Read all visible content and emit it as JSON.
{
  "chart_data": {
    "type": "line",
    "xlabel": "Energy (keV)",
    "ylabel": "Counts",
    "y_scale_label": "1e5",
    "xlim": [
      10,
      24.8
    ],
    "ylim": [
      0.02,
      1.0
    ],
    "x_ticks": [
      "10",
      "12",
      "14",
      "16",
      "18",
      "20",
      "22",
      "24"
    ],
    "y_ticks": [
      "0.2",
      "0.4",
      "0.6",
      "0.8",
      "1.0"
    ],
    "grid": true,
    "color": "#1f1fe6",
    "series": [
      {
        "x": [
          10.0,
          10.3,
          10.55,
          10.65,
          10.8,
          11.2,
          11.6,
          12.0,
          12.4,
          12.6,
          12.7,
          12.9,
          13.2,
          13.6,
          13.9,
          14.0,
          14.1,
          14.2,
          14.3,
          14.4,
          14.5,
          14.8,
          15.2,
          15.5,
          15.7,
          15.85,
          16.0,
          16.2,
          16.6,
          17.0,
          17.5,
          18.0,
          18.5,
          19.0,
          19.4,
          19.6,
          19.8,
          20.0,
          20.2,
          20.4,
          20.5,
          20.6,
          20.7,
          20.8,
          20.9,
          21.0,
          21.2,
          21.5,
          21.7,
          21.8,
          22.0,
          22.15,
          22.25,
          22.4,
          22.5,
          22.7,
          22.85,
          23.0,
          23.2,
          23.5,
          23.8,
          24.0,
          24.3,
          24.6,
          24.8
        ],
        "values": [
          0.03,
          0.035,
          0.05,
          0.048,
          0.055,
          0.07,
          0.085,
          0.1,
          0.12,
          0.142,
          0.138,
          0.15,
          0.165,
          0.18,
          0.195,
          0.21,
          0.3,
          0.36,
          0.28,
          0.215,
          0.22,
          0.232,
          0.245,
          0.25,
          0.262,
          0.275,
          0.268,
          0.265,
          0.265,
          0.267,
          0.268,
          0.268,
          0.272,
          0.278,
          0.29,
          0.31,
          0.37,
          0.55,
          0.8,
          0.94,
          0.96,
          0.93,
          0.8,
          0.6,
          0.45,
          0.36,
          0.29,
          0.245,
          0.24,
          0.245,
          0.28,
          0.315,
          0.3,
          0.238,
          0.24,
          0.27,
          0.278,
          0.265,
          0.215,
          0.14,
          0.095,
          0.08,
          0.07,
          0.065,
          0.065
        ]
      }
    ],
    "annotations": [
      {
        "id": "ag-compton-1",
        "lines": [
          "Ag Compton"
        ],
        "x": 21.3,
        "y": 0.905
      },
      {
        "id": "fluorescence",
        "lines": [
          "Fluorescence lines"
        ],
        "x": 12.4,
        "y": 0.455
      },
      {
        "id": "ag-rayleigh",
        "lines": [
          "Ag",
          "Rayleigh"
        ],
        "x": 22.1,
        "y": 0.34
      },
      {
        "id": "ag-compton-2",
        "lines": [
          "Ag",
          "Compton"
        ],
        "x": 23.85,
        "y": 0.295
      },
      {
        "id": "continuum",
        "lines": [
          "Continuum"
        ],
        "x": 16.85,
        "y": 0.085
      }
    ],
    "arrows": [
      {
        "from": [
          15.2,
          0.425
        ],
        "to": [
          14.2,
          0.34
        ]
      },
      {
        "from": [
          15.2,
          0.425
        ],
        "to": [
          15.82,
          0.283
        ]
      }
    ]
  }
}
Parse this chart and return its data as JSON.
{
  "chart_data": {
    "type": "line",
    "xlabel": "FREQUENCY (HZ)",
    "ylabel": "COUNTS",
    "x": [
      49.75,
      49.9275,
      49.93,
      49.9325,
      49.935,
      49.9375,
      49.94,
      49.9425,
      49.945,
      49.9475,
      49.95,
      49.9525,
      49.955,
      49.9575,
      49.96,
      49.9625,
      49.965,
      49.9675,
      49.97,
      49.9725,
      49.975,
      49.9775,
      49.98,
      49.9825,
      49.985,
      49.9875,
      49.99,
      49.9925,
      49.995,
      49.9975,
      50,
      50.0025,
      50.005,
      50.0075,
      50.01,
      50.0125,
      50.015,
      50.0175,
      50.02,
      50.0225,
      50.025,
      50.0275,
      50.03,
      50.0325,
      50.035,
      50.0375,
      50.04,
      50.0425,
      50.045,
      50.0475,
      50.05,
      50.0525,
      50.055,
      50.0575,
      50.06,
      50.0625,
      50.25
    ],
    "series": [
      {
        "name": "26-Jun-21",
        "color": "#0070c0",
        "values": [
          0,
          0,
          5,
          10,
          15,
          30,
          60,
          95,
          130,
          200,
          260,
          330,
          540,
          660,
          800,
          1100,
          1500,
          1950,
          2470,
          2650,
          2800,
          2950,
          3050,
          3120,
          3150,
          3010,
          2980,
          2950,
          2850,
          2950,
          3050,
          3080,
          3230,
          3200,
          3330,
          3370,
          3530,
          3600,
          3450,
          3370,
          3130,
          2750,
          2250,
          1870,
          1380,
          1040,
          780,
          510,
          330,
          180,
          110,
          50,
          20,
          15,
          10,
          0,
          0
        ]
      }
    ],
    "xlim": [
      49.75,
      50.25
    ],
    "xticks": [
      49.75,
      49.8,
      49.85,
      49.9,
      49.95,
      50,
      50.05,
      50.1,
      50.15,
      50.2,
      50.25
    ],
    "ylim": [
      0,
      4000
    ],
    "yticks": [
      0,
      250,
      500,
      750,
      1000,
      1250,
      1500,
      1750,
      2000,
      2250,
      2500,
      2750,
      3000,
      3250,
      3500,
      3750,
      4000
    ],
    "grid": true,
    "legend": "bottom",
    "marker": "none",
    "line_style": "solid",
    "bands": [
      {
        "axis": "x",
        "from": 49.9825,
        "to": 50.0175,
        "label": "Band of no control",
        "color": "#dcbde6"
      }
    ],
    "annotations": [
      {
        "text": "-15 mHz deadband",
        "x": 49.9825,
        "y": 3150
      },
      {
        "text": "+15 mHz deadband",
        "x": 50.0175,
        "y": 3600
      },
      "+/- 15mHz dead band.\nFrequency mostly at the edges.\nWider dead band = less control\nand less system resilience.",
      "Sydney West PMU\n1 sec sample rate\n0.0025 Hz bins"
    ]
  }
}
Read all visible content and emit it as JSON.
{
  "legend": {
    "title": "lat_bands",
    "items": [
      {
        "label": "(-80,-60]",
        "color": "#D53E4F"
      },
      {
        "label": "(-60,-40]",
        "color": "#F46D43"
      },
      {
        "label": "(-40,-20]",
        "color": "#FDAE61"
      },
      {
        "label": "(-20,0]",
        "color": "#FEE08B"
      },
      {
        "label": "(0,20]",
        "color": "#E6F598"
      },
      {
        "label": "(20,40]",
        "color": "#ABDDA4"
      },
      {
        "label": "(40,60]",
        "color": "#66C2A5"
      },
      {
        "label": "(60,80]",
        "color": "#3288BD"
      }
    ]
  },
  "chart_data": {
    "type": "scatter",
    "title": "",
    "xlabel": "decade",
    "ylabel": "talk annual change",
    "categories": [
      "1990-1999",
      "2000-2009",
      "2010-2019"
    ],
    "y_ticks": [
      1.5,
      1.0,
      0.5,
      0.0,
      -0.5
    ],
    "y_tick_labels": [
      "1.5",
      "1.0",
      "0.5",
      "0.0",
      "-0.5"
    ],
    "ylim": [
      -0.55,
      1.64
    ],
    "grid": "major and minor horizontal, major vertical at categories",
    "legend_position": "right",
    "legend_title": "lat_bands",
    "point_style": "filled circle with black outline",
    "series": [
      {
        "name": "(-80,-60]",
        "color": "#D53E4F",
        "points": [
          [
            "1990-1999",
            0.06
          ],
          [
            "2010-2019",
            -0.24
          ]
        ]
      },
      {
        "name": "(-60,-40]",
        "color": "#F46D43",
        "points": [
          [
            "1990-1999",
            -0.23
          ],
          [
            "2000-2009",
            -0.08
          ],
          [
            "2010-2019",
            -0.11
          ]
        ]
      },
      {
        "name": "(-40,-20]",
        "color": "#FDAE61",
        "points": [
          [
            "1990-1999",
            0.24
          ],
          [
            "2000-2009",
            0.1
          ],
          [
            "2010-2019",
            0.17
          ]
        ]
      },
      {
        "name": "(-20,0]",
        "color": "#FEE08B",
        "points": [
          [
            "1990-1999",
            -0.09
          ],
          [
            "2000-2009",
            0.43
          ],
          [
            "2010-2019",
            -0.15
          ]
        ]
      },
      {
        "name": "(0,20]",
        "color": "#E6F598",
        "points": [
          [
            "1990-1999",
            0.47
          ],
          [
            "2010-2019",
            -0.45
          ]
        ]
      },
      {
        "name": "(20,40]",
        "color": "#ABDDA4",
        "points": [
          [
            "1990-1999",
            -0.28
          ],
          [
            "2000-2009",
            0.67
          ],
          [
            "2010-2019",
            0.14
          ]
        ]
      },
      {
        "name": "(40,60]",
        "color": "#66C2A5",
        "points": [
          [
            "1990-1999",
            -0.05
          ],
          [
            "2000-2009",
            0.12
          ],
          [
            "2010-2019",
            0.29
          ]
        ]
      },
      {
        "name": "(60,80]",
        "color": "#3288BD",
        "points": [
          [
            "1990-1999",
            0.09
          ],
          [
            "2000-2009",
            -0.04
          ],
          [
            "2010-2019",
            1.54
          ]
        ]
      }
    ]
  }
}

# Exercise instructions
Copy down every line of the entries containing the word "xlabel".

# In response
    "xlabel": "Energy (keV)",
    "xlabel": "FREQUENCY (HZ)",
    "xlabel": "decade",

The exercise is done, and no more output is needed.